## begin DATA FOR THIS TASK

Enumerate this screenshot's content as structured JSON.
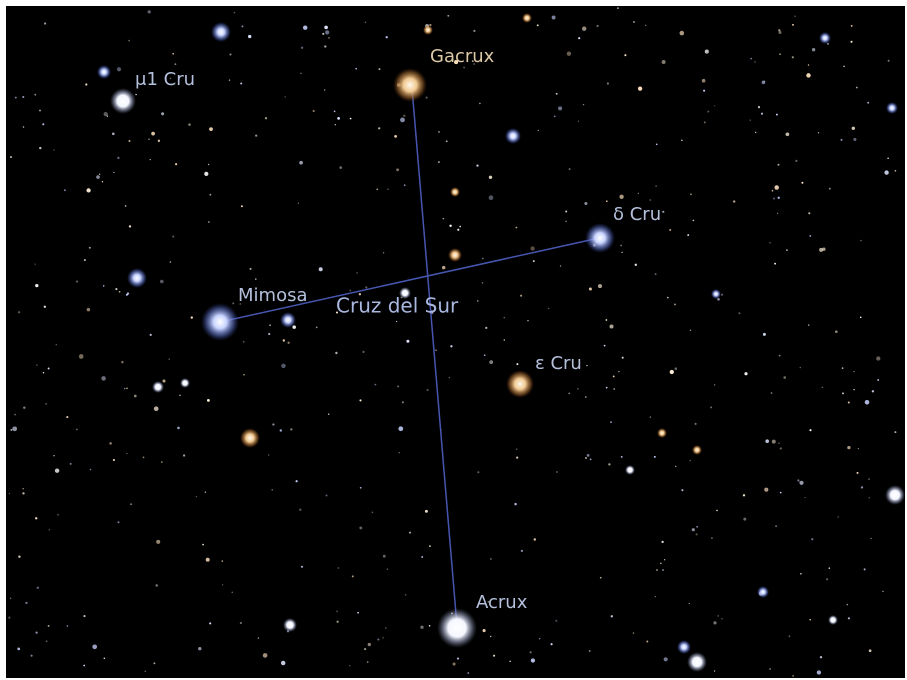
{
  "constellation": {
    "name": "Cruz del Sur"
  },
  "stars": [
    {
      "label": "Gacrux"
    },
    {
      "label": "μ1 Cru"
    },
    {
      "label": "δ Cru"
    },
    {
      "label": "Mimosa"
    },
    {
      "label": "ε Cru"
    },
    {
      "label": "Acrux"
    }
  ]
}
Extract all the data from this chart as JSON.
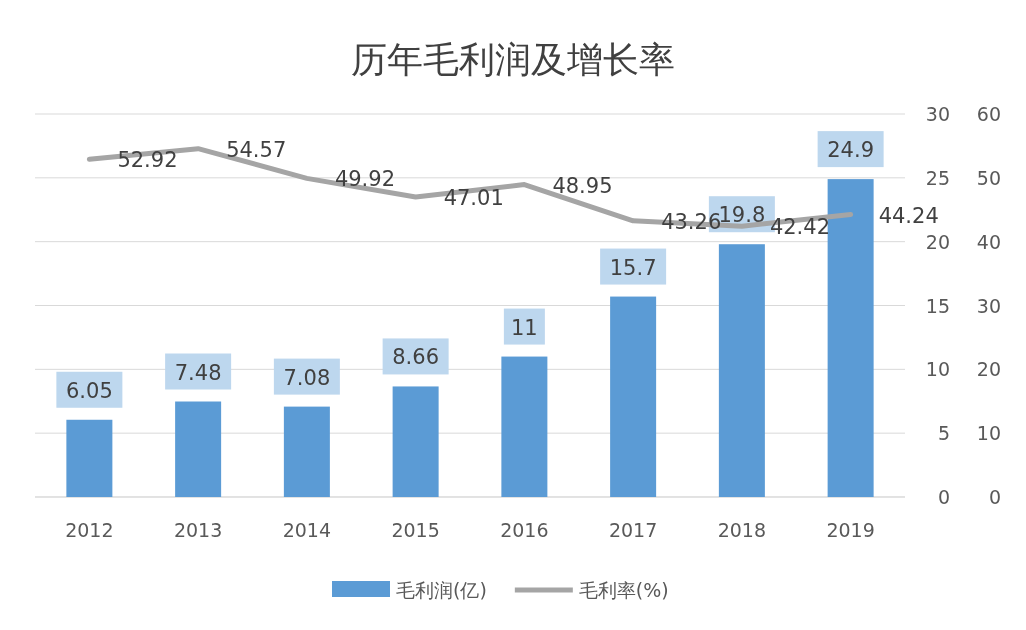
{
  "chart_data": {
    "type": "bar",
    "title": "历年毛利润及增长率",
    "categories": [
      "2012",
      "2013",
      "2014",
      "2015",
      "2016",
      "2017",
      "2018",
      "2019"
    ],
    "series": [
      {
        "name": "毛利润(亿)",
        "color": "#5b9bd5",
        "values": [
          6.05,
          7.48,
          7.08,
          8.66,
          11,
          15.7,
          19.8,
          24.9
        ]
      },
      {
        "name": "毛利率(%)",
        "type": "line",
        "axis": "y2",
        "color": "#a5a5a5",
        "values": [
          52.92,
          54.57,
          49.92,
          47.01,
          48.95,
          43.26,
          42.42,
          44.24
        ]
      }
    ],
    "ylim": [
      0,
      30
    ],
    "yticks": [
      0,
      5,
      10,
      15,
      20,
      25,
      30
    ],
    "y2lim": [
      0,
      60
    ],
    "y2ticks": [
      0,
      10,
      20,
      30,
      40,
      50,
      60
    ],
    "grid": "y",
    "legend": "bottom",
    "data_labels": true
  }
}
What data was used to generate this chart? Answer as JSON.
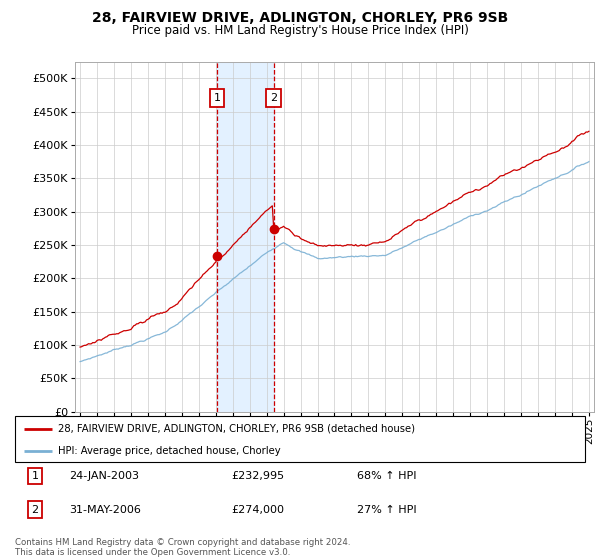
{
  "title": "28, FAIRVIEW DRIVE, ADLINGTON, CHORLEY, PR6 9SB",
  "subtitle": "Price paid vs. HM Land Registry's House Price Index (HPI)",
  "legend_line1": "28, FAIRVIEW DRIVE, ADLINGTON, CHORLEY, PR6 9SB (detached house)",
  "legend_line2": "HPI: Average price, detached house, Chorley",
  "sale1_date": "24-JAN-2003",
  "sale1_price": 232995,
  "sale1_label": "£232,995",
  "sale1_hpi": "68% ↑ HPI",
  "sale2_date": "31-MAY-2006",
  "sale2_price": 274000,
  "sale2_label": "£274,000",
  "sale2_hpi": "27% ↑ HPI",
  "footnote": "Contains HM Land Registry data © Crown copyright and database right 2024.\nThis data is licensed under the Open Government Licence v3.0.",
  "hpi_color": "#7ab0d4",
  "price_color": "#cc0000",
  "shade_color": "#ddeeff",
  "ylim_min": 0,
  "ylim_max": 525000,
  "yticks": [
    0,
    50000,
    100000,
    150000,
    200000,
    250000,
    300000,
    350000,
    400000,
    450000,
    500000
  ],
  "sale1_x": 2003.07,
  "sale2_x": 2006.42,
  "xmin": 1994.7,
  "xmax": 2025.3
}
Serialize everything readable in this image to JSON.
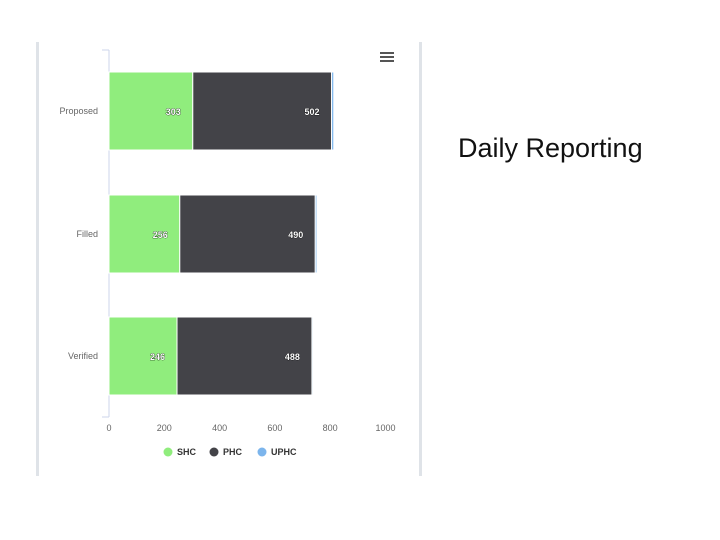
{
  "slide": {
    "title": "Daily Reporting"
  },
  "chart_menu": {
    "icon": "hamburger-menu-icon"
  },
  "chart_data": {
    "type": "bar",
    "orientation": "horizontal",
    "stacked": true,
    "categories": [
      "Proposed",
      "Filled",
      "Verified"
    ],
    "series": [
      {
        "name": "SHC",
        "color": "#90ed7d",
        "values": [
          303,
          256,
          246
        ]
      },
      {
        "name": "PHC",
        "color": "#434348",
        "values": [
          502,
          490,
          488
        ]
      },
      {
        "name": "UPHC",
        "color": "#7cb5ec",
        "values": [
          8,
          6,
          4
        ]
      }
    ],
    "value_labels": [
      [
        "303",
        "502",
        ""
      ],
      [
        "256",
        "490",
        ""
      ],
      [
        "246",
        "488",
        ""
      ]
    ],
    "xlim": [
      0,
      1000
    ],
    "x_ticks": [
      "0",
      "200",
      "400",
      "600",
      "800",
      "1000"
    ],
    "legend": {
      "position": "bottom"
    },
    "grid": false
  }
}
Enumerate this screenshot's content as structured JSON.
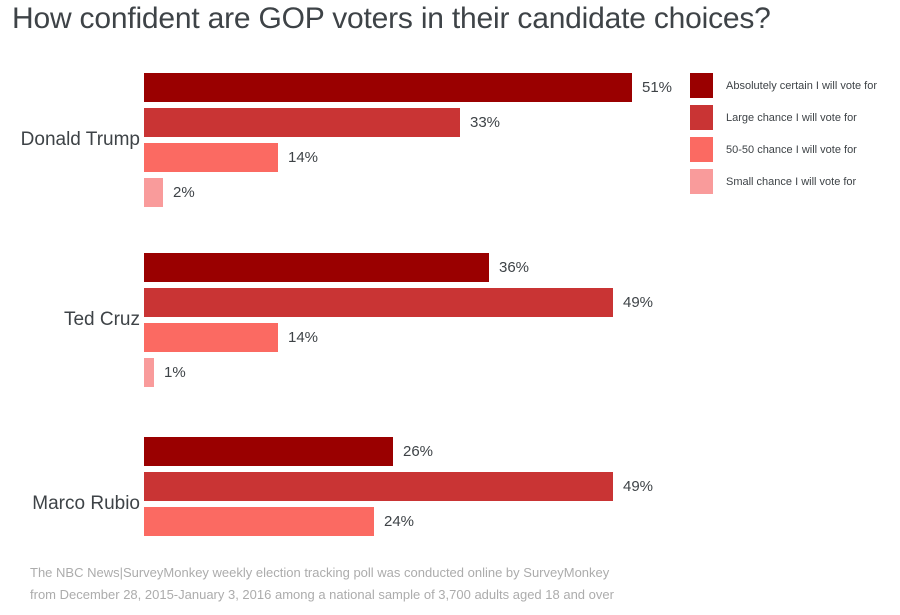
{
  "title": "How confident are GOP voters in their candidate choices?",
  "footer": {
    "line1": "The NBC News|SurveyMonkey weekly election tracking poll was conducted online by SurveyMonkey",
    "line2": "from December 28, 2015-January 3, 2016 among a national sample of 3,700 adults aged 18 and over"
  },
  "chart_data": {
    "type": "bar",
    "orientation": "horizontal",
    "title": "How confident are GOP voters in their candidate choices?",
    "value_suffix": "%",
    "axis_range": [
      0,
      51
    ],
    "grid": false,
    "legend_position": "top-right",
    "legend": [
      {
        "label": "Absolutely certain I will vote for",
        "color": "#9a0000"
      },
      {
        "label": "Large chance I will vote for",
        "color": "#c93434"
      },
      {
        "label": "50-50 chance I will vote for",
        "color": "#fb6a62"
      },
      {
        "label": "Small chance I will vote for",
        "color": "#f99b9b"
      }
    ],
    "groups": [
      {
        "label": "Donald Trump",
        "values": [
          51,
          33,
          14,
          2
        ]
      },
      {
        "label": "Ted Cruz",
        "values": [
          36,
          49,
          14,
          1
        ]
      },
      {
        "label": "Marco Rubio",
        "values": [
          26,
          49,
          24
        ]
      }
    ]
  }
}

## end DATA FOR THIS TASK

# [REQUEST]
Only a number is wanted: how many lines of the data above contain "JSON"?

# [SOLUTION TO THIS EXERCISE]
5